• _Request_:
Search the records below for the word "triangle" and show every line where it occurs.

• _Records shown_:
## begin

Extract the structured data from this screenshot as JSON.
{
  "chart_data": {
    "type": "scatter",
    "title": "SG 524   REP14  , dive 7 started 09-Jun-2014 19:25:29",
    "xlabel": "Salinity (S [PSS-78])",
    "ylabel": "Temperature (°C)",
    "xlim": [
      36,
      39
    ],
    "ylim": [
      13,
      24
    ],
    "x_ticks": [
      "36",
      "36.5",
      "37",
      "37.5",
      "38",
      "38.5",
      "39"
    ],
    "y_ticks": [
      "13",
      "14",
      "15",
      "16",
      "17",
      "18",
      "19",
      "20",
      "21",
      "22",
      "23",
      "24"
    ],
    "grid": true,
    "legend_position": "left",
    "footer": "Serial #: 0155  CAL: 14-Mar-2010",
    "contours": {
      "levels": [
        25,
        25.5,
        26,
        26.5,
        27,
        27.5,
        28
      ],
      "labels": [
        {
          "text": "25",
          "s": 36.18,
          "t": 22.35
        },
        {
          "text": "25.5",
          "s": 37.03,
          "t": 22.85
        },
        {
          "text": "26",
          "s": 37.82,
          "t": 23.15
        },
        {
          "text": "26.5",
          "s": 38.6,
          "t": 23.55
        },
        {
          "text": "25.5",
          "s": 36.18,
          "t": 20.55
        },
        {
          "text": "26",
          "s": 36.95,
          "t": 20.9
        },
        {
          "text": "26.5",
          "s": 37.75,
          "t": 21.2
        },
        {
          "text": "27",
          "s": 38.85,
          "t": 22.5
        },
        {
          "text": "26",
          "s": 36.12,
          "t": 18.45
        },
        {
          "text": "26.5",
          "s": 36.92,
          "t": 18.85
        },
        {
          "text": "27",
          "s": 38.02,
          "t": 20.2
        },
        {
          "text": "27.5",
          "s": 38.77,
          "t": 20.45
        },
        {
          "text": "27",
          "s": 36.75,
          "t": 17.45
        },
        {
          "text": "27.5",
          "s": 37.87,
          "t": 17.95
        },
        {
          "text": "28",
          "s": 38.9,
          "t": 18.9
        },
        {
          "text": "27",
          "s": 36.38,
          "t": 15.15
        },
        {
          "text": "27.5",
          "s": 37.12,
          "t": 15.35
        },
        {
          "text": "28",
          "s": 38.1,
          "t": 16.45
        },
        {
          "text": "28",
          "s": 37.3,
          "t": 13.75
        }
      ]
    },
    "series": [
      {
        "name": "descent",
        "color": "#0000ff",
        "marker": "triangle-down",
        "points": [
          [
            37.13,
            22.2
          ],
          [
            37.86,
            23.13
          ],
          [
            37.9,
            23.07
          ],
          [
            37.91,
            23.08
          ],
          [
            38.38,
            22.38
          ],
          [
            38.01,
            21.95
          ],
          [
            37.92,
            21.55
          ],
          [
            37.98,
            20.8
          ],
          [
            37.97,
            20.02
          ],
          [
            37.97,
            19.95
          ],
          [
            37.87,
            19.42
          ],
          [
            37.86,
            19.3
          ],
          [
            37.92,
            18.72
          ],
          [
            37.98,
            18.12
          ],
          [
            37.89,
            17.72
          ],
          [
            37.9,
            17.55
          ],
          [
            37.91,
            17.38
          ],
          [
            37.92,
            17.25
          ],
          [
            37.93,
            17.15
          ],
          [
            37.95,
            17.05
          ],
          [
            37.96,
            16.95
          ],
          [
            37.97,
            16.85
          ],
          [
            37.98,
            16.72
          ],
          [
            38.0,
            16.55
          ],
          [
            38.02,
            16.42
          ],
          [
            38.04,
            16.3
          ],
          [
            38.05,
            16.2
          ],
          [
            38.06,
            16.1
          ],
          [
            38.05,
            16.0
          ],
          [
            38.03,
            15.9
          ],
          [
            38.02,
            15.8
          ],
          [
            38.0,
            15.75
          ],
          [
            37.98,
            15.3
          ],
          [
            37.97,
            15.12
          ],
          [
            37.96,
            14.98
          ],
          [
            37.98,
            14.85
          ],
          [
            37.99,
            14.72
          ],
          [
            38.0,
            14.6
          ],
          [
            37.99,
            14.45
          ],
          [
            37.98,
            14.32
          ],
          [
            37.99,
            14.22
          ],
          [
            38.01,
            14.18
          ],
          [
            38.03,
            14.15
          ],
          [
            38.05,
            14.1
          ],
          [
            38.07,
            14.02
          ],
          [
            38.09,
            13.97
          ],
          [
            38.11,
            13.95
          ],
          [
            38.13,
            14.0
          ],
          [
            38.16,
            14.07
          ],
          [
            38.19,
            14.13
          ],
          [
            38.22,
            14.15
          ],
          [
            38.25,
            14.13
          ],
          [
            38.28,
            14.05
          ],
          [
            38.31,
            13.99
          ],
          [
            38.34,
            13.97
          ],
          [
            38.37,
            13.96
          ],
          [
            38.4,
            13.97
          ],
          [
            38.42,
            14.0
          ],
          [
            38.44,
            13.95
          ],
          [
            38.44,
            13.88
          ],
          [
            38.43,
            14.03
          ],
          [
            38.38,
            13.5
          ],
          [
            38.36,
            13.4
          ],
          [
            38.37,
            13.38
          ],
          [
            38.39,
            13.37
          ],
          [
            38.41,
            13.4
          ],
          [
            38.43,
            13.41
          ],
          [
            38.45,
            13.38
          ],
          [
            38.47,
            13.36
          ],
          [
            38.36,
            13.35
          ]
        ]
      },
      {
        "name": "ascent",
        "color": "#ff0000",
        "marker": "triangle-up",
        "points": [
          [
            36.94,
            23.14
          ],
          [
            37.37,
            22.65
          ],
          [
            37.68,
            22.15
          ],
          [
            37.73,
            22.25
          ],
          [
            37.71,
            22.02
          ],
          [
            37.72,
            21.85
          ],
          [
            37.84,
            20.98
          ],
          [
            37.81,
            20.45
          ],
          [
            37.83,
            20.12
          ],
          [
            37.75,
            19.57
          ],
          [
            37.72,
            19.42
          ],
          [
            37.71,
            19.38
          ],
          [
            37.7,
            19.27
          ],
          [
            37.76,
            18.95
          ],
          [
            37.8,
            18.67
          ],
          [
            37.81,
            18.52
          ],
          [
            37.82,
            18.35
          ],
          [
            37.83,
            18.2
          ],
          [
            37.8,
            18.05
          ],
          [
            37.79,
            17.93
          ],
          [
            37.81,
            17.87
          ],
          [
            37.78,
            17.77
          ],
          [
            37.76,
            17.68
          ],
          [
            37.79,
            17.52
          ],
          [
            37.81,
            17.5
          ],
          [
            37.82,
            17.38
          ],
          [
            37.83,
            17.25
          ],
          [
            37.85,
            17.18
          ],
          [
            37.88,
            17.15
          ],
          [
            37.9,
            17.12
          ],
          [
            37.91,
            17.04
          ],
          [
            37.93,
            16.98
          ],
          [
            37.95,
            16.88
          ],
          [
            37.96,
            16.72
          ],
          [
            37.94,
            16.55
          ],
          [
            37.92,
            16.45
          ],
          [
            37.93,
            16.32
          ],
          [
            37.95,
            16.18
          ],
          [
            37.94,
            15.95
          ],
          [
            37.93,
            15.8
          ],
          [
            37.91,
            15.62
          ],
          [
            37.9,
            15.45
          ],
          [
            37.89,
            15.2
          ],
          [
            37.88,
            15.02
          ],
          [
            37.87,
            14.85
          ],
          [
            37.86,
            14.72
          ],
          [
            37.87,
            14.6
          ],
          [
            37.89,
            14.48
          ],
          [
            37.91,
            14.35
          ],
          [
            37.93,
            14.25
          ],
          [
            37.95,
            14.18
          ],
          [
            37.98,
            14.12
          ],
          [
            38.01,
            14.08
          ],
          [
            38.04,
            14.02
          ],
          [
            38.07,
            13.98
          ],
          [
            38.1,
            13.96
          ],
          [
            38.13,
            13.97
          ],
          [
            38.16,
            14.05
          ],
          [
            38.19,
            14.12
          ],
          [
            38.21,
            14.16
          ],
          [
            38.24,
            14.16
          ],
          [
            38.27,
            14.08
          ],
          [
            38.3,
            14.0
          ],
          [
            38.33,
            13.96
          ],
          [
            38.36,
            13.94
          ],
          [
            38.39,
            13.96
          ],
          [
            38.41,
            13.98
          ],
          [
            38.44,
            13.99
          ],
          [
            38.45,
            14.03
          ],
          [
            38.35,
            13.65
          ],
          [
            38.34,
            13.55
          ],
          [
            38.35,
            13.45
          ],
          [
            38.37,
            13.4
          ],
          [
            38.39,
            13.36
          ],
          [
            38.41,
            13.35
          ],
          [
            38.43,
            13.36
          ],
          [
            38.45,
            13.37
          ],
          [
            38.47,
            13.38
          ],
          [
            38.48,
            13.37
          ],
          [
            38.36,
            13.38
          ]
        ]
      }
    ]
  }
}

## end

• _Written answer_:
        "marker": "triangle-down",
        "marker": "triangle-up",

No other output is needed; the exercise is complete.